WHAT THE TASK ASKS:
Please transcribe everything from the line that contains "logo-text-turnamen: TURNAMEN xyxy=(1812,87,1909,106)" down to the line that contains "report-column-header: precision xyxy=(1374,352,1499,378)", both included, in the records below.
┌─ DATA SECTION
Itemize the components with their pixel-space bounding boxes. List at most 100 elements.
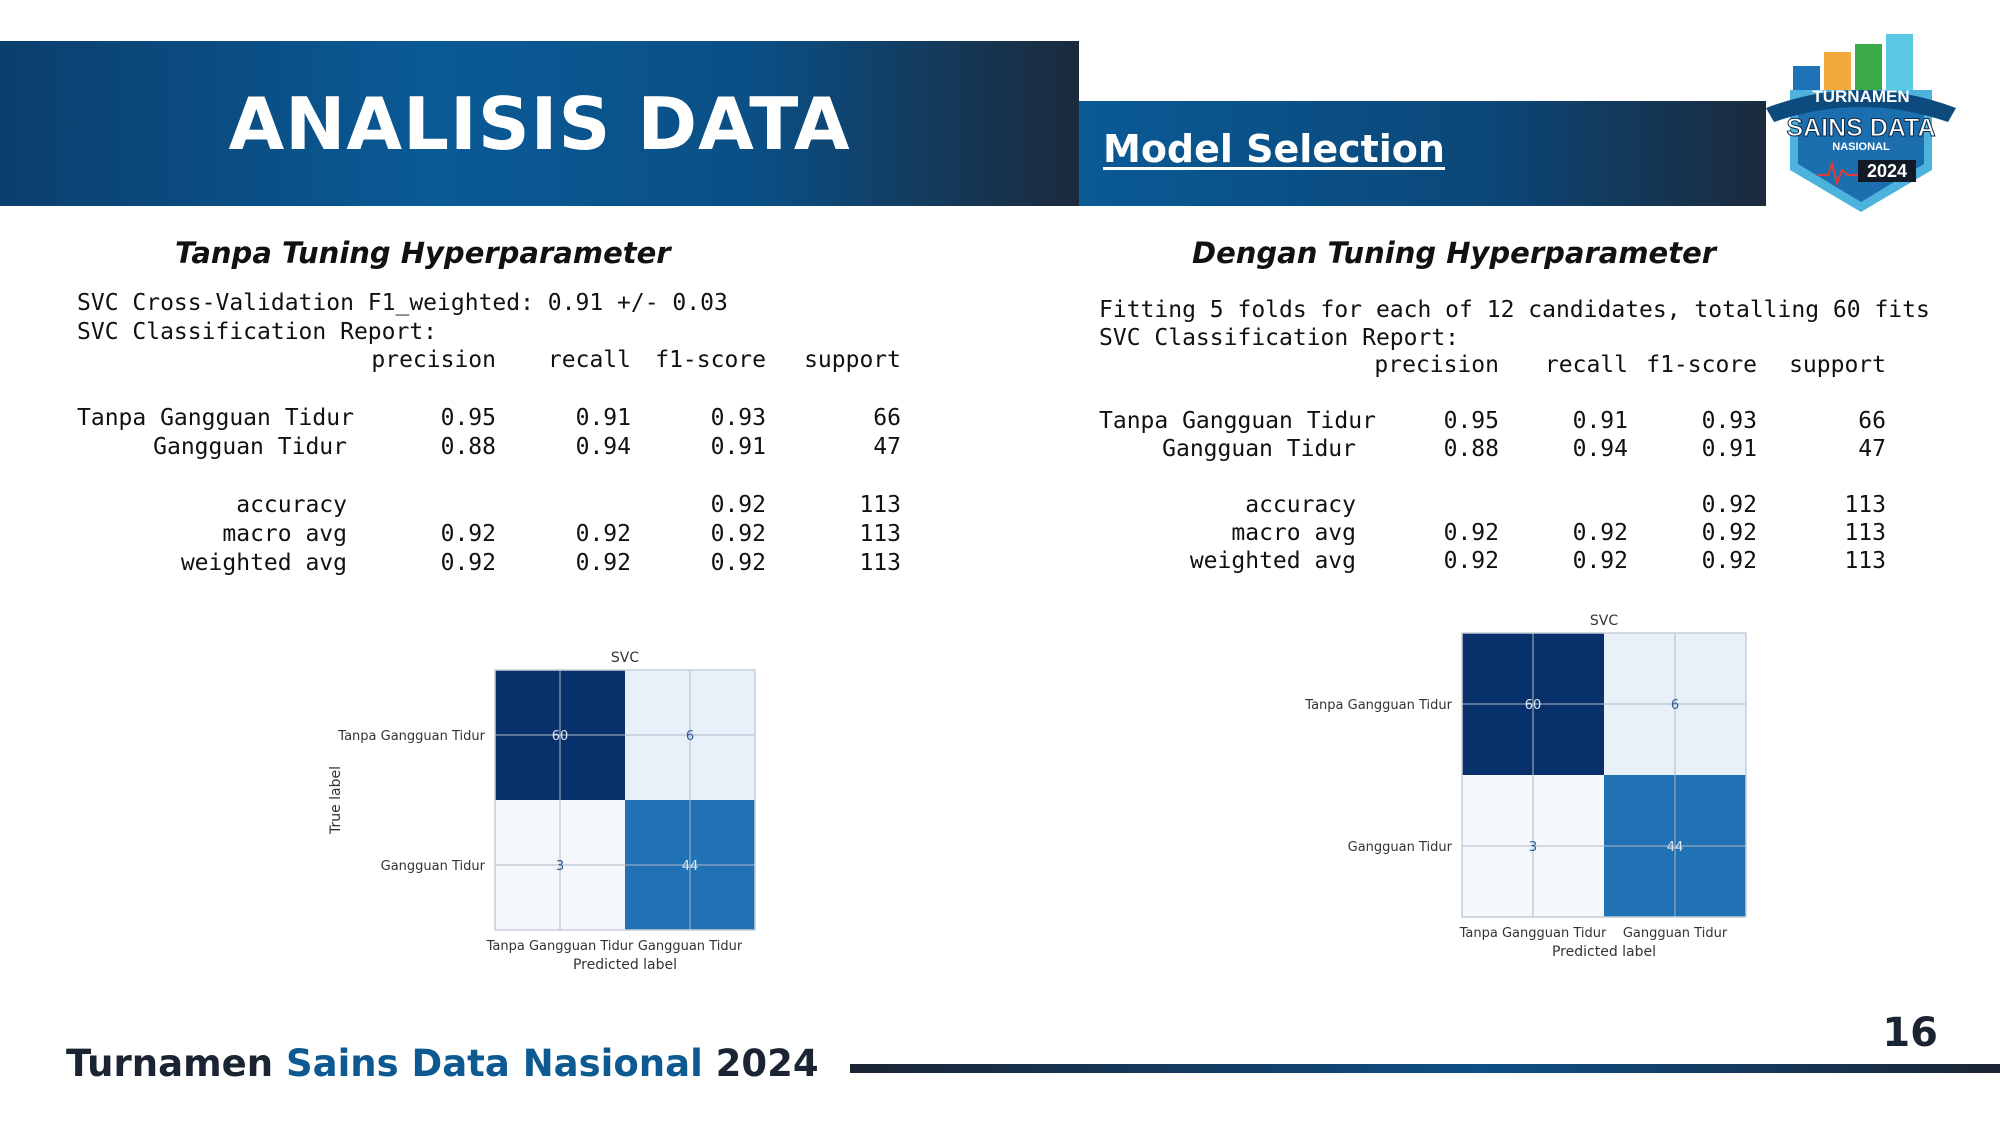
logo-text-turnamen: TURNAMEN xyxy=(1812,87,1909,106)
cm-cell-value: 6 xyxy=(1671,698,1679,713)
left-cv-score-line: SVC Cross-Validation F1_weighted: 0.91 +… xyxy=(77,290,728,316)
left-confusion-matrix: 60 6 3 44 SVC Tanpa Gangguan Tidur Tanpa Gangg… xyxy=(328,650,756,973)
report-row-label: macro avg xyxy=(222,521,347,547)
report-cell-recall: 0.92 xyxy=(1572,520,1628,546)
report-column-header: precision xyxy=(1374,352,1499,378)
report-row-label: Gangguan Tidur xyxy=(1162,436,1356,462)
page-title: ANALISIS DATA xyxy=(228,81,851,166)
report-cell-recall: 0.91 xyxy=(575,405,631,431)
cm-title: SVC xyxy=(1590,613,1618,629)
section-subtitle: Model Selection xyxy=(1103,127,1445,171)
cm-y-tick-label: Tanpa Gangguan Tidur xyxy=(1304,698,1452,713)
cm-border xyxy=(1461,632,1747,918)
report-row: accuracy 0.92 113 xyxy=(77,492,977,521)
report-cell-f1: 0.92 xyxy=(1701,548,1757,574)
report-row: weighted avg 0.92 0.92 0.92 113 xyxy=(1099,548,1999,577)
cm-cell-value: 60 xyxy=(1525,698,1542,713)
report-cell-precision: 0.88 xyxy=(1443,436,1499,462)
report-cell-recall: 0.92 xyxy=(575,521,631,547)
report-cell-support: 66 xyxy=(1858,408,1886,434)
report-row-label: Tanpa Gangguan Tidur xyxy=(77,405,354,431)
cm-y-tick-label: Gangguan Tidur xyxy=(1348,840,1453,855)
cm-x-tick-label: Gangguan Tidur xyxy=(1623,926,1728,941)
cm-x-tick-label: Gangguan Tidur xyxy=(638,939,743,954)
report-row-label: weighted avg xyxy=(180,550,347,576)
cm-x-tick-label: Tanpa Gangguan Tidur xyxy=(486,939,634,954)
report-cell-precision: 0.95 xyxy=(1443,408,1499,434)
report-cell-support: 47 xyxy=(1858,436,1886,462)
cm-border xyxy=(494,669,756,931)
report-cell-precision: 0.88 xyxy=(440,434,496,460)
report-cell-f1: 0.92 xyxy=(1701,492,1757,518)
report-cell-support: 113 xyxy=(859,550,901,576)
title-banner: ANALISIS DATA xyxy=(0,41,1079,206)
report-row: weighted avg 0.92 0.92 0.92 113 xyxy=(77,550,977,579)
report-column-header: recall xyxy=(547,347,631,373)
report-header-row: precision recall f1-score support xyxy=(77,347,977,376)
right-panel-heading: Dengan Tuning Hyperparameter xyxy=(1192,236,1717,270)
report-column-header: precision xyxy=(371,347,496,373)
cm-cell-value: 6 xyxy=(686,729,694,744)
cm-y-axis-label: True label xyxy=(328,766,344,835)
report-header-row: precision recall f1-score support xyxy=(1099,352,1999,381)
cm-title: SVC xyxy=(611,650,639,666)
cm-cell-value: 3 xyxy=(556,859,564,874)
cm-cell-value: 44 xyxy=(682,859,699,874)
report-cell-recall: 0.94 xyxy=(1572,436,1628,462)
report-row-label: macro avg xyxy=(1231,520,1356,546)
report-row: Tanpa Gangguan Tidur 0.95 0.91 0.93 66 xyxy=(77,405,977,434)
report-row-label: accuracy xyxy=(236,492,347,518)
report-cell-precision: 0.92 xyxy=(440,521,496,547)
report-column-header: f1-score xyxy=(655,347,766,373)
report-row-label: accuracy xyxy=(1245,492,1356,518)
footer-divider xyxy=(850,1064,2000,1073)
footer-text-sains-data-nasional: Sains Data Nasional xyxy=(285,1042,703,1085)
tsdn-logo: TURNAMEN SAINS DATA NASIONAL 2024 xyxy=(1766,34,1956,212)
report-cell-f1: 0.92 xyxy=(710,550,766,576)
report-cell-f1: 0.91 xyxy=(1701,436,1757,462)
report-row: macro avg 0.92 0.92 0.92 113 xyxy=(77,521,977,550)
report-cell-recall: 0.91 xyxy=(1572,408,1628,434)
footer-text-turnamen: Turnamen xyxy=(66,1042,286,1085)
report-cell-support: 66 xyxy=(873,405,901,431)
logo-text-sains-data: SAINS DATA xyxy=(1786,114,1935,142)
report-row-label: Tanpa Gangguan Tidur xyxy=(1099,408,1376,434)
logo-text-nasional: NASIONAL xyxy=(1832,141,1890,153)
footer-title: Turnamen Sains Data Nasional 2024 xyxy=(66,1042,819,1085)
report-column-header: support xyxy=(804,347,901,373)
subtitle-banner: Model Selection xyxy=(1079,101,1766,206)
report-cell-recall: 0.92 xyxy=(575,550,631,576)
logo-text-year: 2024 xyxy=(1867,161,1907,181)
report-row: Gangguan Tidur 0.88 0.94 0.91 47 xyxy=(1099,436,1999,465)
report-row: Gangguan Tidur 0.88 0.94 0.91 47 xyxy=(77,434,977,463)
cm-y-tick-label: Tanpa Gangguan Tidur xyxy=(337,729,485,744)
report-row-label: weighted avg xyxy=(1189,548,1356,574)
report-cell-f1: 0.92 xyxy=(1701,520,1757,546)
report-cell-precision: 0.92 xyxy=(440,550,496,576)
right-confusion-matrix: 60 6 3 44 SVC Tanpa Gangguan Tidur Tanpa Gangg… xyxy=(1304,613,1747,960)
report-column-header: f1-score xyxy=(1646,352,1757,378)
cm-x-axis-label: Predicted label xyxy=(573,957,677,973)
report-cell-f1: 0.91 xyxy=(710,434,766,460)
right-report-title: SVC Classification Report: xyxy=(1099,325,1460,351)
cm-x-tick-label: Tanpa Gangguan Tidur xyxy=(1459,926,1607,941)
report-cell-f1: 0.93 xyxy=(1701,408,1757,434)
footer-text-year: 2024 xyxy=(702,1042,819,1085)
report-cell-f1: 0.92 xyxy=(710,492,766,518)
left-panel-heading: Tanpa Tuning Hyperparameter xyxy=(175,236,671,270)
report-cell-support: 113 xyxy=(859,521,901,547)
left-report-title: SVC Classification Report: xyxy=(77,319,438,345)
cm-x-axis-label: Predicted label xyxy=(1552,944,1656,960)
report-row: accuracy 0.92 113 xyxy=(1099,492,1999,521)
report-row: Tanpa Gangguan Tidur 0.95 0.91 0.93 66 xyxy=(1099,408,1999,437)
report-cell-f1: 0.92 xyxy=(710,521,766,547)
report-cell-support: 113 xyxy=(1844,520,1886,546)
report-row-label: Gangguan Tidur xyxy=(153,434,347,460)
report-cell-precision: 0.92 xyxy=(1443,520,1499,546)
report-column-header: support xyxy=(1789,352,1886,378)
right-fitting-line: Fitting 5 folds for each of 12 candidate… xyxy=(1099,297,1930,323)
report-row: macro avg 0.92 0.92 0.92 113 xyxy=(1099,520,1999,549)
cm-y-tick-label: Gangguan Tidur xyxy=(381,859,486,874)
page-number: 16 xyxy=(1882,1010,1938,1056)
report-cell-support: 47 xyxy=(873,434,901,460)
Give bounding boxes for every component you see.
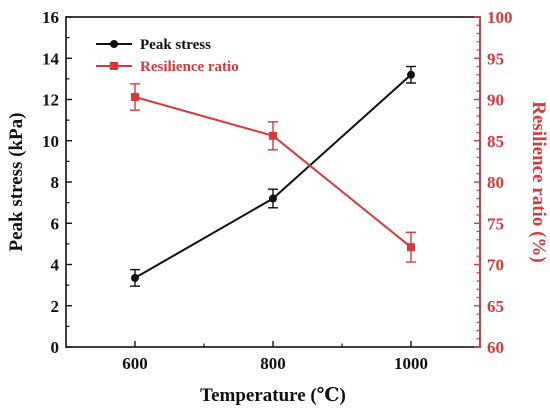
series-layer bbox=[130, 65, 416, 287]
right-tick-label: 80 bbox=[487, 173, 504, 192]
left-tick-label: 10 bbox=[42, 132, 59, 151]
left-tick-label: 4 bbox=[51, 256, 60, 275]
data-point bbox=[131, 273, 139, 282]
right-tick-label: 65 bbox=[487, 297, 504, 316]
right-axis-ticks: 60 65 70 75 80 85 90 95 100 bbox=[474, 8, 513, 357]
data-point bbox=[131, 93, 139, 102]
left-tick-label: 2 bbox=[51, 297, 60, 316]
right-tick-label: 100 bbox=[487, 8, 513, 27]
legend-marker bbox=[110, 62, 118, 70]
left-tick-label: 16 bbox=[42, 8, 59, 27]
x-tick-label: 1000 bbox=[394, 354, 428, 373]
right-tick-label: 90 bbox=[487, 91, 504, 110]
left-axis-label: Peak stress (kPa) bbox=[6, 113, 27, 252]
data-point bbox=[269, 194, 277, 203]
left-tick-label: 12 bbox=[42, 91, 59, 110]
right-tick-label: 75 bbox=[487, 214, 504, 233]
series-line-0 bbox=[134, 74, 412, 279]
left-tick-label: 8 bbox=[51, 173, 60, 192]
data-point bbox=[269, 131, 277, 140]
legend-label: Peak stress bbox=[140, 37, 211, 53]
x-axis-ticks: 600 800 1000 bbox=[122, 341, 428, 373]
x-tick-label: 600 bbox=[122, 354, 148, 373]
right-tick-label: 60 bbox=[487, 338, 504, 357]
legend: Peak stress Resilience ratio bbox=[96, 37, 239, 75]
left-axis-ticks: 0 2 4 6 8 10 12 14 16 bbox=[42, 8, 72, 357]
left-tick-label: 6 bbox=[51, 214, 60, 233]
left-tick-label: 0 bbox=[51, 338, 60, 357]
left-tick-label: 14 bbox=[42, 49, 60, 68]
series-line-1 bbox=[134, 96, 412, 248]
right-tick-label: 95 bbox=[487, 49, 504, 68]
x-axis-label: Temperature (℃) bbox=[200, 385, 346, 406]
right-tick-label: 70 bbox=[487, 256, 504, 275]
right-tick-label: 85 bbox=[487, 132, 504, 151]
data-point bbox=[407, 243, 415, 252]
data-point bbox=[407, 70, 415, 79]
right-axis-label: Resilience ratio (%) bbox=[528, 101, 549, 262]
x-tick-label: 800 bbox=[260, 354, 286, 373]
legend-marker bbox=[110, 40, 118, 48]
legend-label: Resilience ratio bbox=[140, 59, 239, 75]
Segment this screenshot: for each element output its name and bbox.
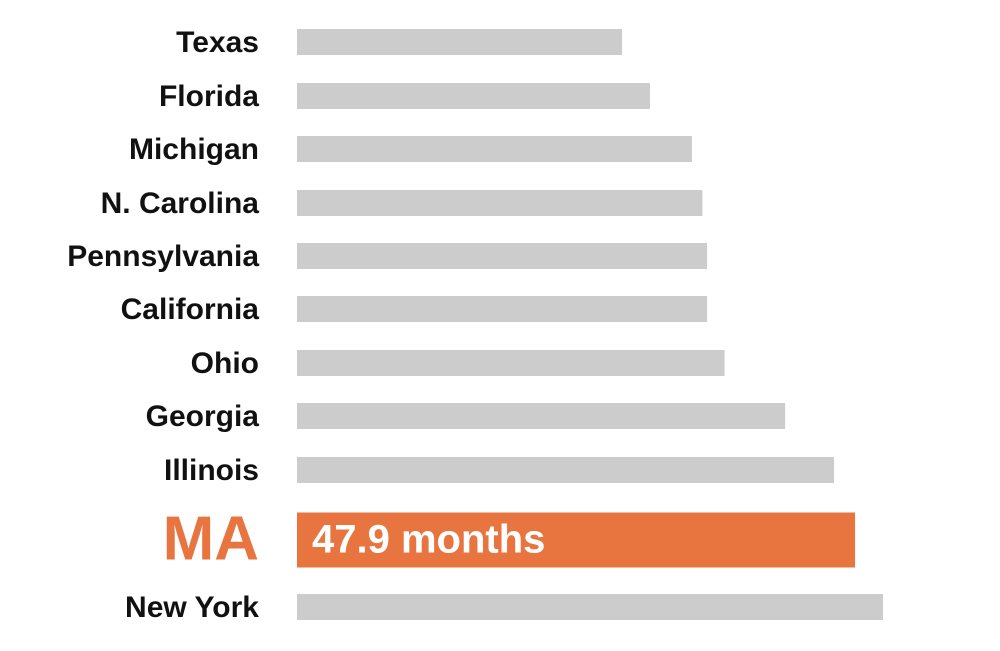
└─
OUTPUT FOR THIS TASK:
logo-text-turnamen: TURNAMEN xyxy=(1812,87,1909,106)
cm-cell-value: 6 xyxy=(1671,698,1679,713)
left-cv-score-line: SVC Cross-Validation F1_weighted: 0.91 +… xyxy=(77,290,728,316)
left-confusion-matrix: 60 6 3 44 SVC Tanpa Gangguan Tidur Tanpa Gangg… xyxy=(328,650,756,973)
report-row-label: macro avg xyxy=(222,521,347,547)
report-cell-recall: 0.92 xyxy=(1572,520,1628,546)
report-column-header: precision xyxy=(1374,352,1499,378)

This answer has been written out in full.